═══ SUPPLIED DATA
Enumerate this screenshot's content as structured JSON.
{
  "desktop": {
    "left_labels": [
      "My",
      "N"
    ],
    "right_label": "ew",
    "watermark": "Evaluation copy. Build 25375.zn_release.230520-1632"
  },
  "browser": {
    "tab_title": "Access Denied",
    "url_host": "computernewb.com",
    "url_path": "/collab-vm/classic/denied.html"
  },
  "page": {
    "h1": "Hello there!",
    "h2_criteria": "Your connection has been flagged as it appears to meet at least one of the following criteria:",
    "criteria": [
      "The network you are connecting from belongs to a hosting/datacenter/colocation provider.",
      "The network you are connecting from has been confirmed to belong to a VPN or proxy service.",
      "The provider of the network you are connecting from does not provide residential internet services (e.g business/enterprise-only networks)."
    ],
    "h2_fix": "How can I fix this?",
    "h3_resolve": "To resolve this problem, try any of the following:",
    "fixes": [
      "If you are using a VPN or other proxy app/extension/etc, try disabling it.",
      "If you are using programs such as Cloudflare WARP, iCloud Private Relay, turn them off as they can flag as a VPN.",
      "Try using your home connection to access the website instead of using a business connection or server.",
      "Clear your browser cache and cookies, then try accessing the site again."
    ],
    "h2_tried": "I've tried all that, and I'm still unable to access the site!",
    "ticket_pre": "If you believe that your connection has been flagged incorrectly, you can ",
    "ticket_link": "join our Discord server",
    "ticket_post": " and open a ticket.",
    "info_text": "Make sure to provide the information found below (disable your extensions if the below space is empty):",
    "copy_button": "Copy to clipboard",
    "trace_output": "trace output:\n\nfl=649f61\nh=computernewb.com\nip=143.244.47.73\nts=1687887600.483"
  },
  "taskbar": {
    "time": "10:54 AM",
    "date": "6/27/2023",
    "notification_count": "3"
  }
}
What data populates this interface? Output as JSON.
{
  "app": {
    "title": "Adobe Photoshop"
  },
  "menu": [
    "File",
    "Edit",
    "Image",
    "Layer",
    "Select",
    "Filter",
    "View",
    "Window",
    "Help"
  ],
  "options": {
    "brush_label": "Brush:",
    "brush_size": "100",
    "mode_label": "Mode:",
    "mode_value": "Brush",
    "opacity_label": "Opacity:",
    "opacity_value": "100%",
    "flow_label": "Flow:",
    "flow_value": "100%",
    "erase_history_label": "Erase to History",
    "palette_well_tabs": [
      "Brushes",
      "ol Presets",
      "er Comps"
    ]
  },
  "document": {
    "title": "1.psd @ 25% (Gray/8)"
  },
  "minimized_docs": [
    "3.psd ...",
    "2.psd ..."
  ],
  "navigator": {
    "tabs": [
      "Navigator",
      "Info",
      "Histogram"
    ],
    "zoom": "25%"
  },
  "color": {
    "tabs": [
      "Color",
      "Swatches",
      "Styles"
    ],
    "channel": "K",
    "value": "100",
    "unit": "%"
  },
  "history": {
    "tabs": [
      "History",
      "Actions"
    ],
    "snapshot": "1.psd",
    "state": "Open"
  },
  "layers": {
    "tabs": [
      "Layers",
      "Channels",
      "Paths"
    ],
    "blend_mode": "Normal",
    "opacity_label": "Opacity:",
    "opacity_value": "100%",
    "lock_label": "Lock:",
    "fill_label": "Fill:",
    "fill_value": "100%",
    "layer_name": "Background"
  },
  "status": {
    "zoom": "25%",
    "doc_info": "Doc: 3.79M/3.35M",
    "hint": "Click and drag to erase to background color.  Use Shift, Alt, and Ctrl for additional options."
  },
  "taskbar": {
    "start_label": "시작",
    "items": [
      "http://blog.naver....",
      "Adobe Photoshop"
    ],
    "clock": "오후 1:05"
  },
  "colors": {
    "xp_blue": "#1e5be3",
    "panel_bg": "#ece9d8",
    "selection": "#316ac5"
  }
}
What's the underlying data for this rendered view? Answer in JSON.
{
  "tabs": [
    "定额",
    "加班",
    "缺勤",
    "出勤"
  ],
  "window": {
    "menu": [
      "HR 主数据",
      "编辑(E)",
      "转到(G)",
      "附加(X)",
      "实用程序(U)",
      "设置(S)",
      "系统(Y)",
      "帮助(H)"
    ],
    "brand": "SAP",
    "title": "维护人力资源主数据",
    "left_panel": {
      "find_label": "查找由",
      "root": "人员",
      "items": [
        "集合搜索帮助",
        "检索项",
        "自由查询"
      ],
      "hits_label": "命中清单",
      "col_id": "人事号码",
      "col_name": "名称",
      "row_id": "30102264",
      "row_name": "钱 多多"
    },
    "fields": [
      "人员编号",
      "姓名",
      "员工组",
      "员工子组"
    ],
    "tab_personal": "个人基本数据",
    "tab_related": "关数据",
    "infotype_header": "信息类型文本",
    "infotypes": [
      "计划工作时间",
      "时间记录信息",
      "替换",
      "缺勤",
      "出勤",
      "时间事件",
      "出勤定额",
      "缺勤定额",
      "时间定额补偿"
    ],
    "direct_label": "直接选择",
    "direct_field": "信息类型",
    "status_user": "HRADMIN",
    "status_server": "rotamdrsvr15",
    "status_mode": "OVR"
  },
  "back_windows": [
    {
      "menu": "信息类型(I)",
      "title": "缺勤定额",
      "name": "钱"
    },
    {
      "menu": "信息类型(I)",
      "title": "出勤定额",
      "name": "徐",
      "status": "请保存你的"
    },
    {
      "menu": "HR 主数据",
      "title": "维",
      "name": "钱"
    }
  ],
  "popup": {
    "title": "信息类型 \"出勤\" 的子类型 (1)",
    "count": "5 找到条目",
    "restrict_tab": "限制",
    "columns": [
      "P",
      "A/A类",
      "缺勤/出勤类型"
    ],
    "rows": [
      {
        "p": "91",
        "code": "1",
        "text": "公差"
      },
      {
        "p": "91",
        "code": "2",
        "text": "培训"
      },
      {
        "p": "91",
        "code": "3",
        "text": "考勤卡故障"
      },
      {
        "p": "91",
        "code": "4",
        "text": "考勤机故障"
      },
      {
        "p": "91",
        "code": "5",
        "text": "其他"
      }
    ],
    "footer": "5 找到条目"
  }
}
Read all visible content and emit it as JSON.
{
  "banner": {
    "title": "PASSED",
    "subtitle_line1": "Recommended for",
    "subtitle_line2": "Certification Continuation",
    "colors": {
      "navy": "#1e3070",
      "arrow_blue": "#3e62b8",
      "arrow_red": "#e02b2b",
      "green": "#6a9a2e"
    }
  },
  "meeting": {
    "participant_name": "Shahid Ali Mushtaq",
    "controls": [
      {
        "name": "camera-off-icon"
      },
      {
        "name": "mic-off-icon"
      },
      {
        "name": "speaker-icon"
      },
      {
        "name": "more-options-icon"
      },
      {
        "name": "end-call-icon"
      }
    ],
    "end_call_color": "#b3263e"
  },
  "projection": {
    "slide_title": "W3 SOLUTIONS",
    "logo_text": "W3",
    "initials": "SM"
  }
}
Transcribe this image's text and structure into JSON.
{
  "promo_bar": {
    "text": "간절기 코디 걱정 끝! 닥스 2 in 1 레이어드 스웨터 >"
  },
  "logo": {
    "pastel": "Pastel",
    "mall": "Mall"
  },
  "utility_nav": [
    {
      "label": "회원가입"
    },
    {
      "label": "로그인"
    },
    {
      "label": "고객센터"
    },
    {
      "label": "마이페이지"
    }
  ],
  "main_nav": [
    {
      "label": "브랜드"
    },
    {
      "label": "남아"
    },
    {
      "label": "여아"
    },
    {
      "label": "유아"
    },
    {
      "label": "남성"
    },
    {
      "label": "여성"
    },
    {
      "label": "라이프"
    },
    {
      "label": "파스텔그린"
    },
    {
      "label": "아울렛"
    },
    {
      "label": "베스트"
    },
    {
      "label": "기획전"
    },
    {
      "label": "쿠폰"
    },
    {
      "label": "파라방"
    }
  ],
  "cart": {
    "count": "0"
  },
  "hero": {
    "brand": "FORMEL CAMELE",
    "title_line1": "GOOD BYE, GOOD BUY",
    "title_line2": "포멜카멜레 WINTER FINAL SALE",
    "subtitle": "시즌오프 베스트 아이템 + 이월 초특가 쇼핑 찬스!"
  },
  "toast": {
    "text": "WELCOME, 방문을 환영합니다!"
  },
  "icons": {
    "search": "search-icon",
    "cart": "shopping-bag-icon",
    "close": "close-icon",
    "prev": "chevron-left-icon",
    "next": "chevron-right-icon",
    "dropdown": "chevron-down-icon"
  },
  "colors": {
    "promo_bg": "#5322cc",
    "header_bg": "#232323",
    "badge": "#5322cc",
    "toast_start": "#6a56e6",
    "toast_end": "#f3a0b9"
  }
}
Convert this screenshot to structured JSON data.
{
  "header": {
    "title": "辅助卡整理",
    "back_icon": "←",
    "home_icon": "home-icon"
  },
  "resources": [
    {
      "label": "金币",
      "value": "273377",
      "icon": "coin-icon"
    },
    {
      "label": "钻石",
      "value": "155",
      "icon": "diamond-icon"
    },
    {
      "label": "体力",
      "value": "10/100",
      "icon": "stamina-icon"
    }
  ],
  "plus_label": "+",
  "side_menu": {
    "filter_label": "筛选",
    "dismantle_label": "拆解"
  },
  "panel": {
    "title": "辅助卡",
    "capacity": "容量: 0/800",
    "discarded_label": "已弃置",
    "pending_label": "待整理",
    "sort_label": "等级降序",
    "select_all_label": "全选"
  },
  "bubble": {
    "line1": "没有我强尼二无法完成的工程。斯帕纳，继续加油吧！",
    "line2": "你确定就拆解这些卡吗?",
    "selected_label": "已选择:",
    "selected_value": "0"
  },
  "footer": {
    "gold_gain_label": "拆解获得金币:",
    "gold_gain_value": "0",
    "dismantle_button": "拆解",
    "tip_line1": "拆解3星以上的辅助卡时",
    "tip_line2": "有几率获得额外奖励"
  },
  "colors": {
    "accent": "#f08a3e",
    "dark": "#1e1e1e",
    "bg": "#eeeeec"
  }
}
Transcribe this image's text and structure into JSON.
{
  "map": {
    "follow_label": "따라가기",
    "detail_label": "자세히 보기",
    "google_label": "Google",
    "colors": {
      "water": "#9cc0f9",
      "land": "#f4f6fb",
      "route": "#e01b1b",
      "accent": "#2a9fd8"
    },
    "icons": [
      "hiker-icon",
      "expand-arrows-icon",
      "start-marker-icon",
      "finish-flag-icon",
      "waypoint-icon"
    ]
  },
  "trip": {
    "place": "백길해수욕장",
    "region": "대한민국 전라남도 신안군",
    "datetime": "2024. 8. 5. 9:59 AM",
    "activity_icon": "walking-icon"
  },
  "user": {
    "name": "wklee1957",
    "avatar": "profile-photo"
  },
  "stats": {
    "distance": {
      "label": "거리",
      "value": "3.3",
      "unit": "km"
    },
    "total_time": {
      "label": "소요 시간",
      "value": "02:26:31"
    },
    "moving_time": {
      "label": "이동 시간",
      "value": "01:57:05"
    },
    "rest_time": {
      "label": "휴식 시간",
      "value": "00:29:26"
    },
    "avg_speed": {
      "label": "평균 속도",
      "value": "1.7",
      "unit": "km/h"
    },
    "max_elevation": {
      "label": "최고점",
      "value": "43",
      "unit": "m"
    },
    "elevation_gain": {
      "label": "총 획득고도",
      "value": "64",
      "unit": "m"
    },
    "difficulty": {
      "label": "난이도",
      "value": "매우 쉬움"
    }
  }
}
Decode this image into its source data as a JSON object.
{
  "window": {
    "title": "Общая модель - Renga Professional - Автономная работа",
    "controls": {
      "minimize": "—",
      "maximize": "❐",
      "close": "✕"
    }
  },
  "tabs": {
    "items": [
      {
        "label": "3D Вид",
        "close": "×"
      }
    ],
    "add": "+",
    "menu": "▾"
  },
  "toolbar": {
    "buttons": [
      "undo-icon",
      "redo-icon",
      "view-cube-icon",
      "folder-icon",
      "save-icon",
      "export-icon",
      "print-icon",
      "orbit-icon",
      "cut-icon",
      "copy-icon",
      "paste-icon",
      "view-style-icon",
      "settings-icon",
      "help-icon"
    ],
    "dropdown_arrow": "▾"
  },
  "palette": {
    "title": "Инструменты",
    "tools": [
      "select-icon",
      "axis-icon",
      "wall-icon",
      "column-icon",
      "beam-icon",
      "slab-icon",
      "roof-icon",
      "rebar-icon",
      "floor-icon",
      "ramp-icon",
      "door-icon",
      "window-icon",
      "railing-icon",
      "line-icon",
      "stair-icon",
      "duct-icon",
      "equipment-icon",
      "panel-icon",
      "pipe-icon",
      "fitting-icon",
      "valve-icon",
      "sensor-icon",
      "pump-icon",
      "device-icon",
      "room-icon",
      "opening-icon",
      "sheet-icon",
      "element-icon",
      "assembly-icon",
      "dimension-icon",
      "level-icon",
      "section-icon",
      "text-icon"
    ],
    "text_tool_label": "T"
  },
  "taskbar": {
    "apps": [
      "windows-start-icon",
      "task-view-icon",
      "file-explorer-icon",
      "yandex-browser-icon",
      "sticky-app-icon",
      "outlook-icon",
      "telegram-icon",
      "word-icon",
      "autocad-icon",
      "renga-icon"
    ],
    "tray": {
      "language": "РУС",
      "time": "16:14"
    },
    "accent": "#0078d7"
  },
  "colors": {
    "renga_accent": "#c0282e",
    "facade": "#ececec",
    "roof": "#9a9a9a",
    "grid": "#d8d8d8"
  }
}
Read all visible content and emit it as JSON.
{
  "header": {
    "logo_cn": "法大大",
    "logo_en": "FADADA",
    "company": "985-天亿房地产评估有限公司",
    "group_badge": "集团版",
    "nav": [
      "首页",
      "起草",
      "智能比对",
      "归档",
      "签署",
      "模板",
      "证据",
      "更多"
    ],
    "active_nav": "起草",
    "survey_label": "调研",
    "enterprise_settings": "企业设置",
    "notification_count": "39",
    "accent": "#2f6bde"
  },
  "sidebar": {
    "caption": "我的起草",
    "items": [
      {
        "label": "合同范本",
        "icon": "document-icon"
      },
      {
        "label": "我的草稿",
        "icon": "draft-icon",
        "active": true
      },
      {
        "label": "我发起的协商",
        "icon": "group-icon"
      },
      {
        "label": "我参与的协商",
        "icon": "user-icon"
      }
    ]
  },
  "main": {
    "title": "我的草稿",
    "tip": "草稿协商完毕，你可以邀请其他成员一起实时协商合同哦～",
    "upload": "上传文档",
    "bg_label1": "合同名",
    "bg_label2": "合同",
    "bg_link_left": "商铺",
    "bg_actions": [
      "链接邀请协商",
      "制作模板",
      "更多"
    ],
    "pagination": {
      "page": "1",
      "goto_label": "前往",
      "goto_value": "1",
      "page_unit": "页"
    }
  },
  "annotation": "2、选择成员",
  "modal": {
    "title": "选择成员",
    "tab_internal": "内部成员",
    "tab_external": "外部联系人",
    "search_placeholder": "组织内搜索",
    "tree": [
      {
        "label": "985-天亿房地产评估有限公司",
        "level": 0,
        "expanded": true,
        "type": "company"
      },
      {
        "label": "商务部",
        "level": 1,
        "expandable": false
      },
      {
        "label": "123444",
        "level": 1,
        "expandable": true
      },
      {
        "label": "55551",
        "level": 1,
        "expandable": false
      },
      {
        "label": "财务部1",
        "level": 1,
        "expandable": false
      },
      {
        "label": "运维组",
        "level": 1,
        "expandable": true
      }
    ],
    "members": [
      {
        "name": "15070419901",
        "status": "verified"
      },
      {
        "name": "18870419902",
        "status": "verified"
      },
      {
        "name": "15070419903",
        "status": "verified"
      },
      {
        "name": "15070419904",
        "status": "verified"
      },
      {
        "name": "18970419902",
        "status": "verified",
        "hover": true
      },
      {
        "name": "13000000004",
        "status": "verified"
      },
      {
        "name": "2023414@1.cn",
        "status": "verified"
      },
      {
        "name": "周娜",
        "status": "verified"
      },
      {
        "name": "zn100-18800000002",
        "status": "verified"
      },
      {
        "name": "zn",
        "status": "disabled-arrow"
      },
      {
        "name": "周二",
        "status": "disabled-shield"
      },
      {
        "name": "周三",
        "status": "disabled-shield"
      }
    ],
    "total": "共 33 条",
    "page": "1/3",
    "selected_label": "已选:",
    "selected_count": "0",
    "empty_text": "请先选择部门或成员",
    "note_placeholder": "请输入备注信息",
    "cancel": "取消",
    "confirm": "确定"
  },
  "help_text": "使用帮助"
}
══════
STATED EXERCISE: From the listing above, return each line with the word "company".

SOLUTION:
    "company": "985-天亿房地产评估有限公司",
        "type": "company"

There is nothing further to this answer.